| TO DO |
Lines holding the string "ACADA" are the ones to copy; find them all in the data.

Dataset rows:
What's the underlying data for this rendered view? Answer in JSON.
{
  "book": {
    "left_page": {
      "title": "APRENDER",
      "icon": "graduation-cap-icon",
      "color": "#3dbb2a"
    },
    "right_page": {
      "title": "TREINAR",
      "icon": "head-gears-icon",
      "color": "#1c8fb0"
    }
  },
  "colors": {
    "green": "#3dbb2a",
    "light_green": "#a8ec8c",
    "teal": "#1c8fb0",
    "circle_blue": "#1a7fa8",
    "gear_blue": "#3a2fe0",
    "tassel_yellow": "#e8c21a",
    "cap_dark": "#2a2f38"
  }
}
---
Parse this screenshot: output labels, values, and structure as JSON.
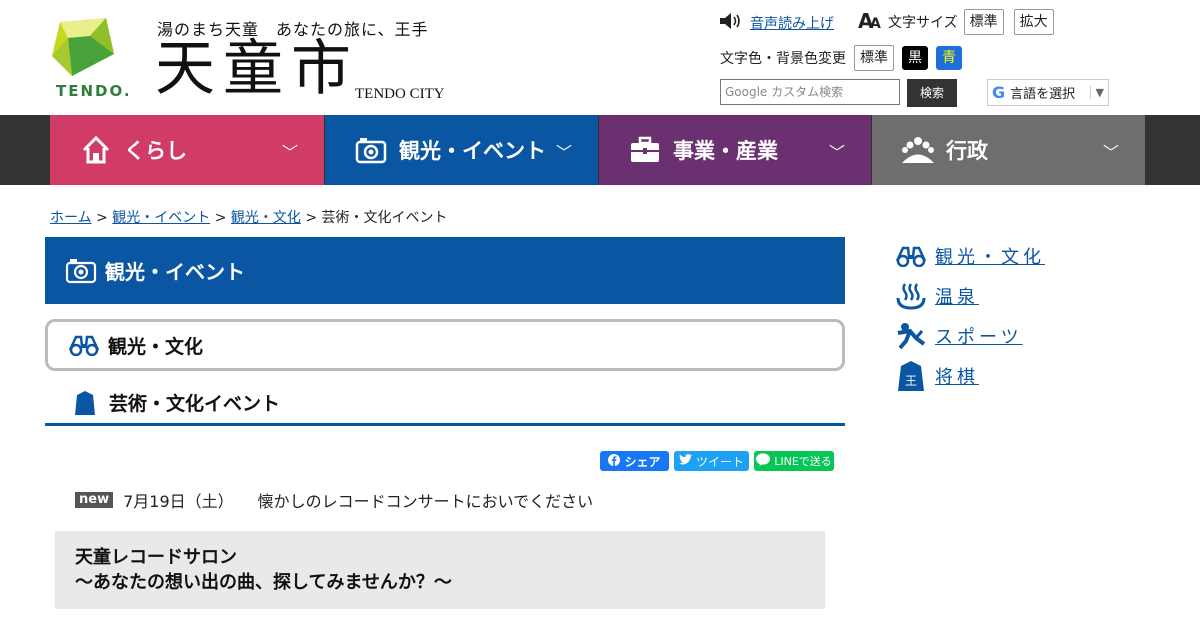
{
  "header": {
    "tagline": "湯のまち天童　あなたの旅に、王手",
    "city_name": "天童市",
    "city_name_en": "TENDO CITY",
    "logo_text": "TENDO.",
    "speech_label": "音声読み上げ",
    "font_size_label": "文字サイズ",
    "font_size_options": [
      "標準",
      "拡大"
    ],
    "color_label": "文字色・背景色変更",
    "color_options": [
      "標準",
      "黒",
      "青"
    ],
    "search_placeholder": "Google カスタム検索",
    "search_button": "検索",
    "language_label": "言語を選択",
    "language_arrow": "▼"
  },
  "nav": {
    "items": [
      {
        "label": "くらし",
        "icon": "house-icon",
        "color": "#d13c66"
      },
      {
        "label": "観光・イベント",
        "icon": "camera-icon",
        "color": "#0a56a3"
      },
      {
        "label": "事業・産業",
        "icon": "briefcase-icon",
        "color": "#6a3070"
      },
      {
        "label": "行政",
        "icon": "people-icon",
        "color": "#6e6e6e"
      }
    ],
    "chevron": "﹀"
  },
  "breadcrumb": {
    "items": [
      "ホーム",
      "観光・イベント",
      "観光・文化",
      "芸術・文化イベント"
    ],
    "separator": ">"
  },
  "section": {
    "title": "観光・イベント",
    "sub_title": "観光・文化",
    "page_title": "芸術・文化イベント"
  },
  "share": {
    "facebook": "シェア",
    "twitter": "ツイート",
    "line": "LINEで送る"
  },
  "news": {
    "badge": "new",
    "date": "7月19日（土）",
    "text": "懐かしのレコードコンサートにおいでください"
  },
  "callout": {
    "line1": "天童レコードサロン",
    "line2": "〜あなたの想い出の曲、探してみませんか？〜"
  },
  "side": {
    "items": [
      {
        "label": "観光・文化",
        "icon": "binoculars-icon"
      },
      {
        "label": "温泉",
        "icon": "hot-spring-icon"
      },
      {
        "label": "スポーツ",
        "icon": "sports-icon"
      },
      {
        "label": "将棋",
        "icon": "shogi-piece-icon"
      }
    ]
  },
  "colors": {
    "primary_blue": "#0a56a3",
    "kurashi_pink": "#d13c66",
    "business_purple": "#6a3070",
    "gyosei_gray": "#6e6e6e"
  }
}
---
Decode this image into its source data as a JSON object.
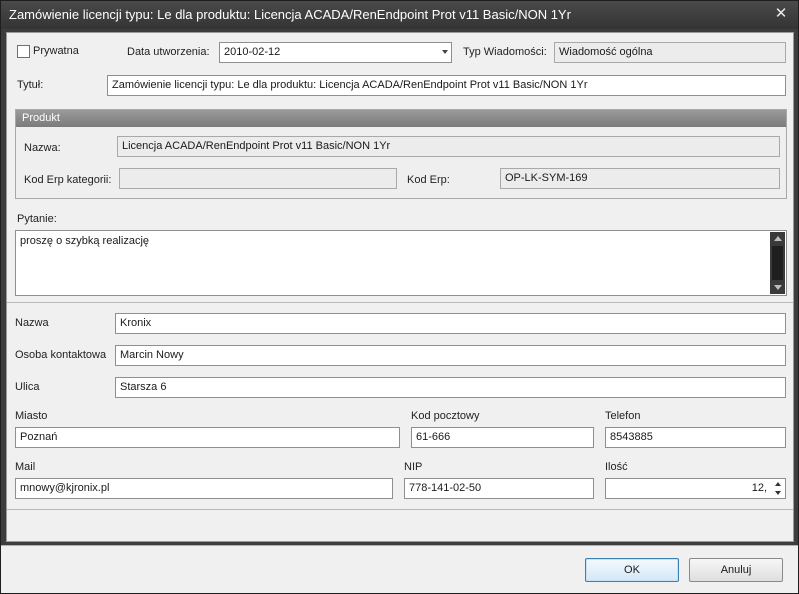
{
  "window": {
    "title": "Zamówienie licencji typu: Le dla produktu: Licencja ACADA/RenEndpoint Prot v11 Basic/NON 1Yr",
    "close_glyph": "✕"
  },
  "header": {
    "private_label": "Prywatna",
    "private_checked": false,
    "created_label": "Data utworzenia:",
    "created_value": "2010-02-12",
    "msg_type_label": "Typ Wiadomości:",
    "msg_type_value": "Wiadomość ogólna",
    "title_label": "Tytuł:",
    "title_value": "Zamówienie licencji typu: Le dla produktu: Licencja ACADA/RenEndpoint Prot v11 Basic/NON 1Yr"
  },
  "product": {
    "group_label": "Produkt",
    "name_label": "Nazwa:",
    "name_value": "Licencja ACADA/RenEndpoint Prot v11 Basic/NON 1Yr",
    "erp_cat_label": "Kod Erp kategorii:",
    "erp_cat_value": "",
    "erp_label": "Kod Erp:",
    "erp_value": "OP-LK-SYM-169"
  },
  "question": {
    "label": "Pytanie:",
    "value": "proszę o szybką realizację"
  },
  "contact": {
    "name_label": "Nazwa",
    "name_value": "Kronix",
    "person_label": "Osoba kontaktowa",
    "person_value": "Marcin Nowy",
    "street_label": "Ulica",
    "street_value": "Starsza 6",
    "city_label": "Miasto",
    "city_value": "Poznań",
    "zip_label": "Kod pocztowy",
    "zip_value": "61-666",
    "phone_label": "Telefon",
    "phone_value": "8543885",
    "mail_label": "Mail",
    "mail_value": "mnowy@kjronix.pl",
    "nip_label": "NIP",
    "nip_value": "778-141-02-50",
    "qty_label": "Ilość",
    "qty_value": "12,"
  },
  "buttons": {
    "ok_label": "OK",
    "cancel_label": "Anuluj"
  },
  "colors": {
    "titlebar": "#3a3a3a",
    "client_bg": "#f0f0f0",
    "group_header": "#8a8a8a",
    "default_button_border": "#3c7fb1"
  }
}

| EXPECTED ANSWER |
    "title": "Zamówienie licencji typu: Le dla produktu: Licencja ACADA/RenEndpoint Prot v11 Basic/NON 1Yr",
    "title_value": "Zamówienie licencji typu: Le dla produktu: Licencja ACADA/RenEndpoint Prot v11 Basic/NON 1Yr"
    "name_value": "Licencja ACADA/RenEndpoint Prot v11 Basic/NON 1Yr",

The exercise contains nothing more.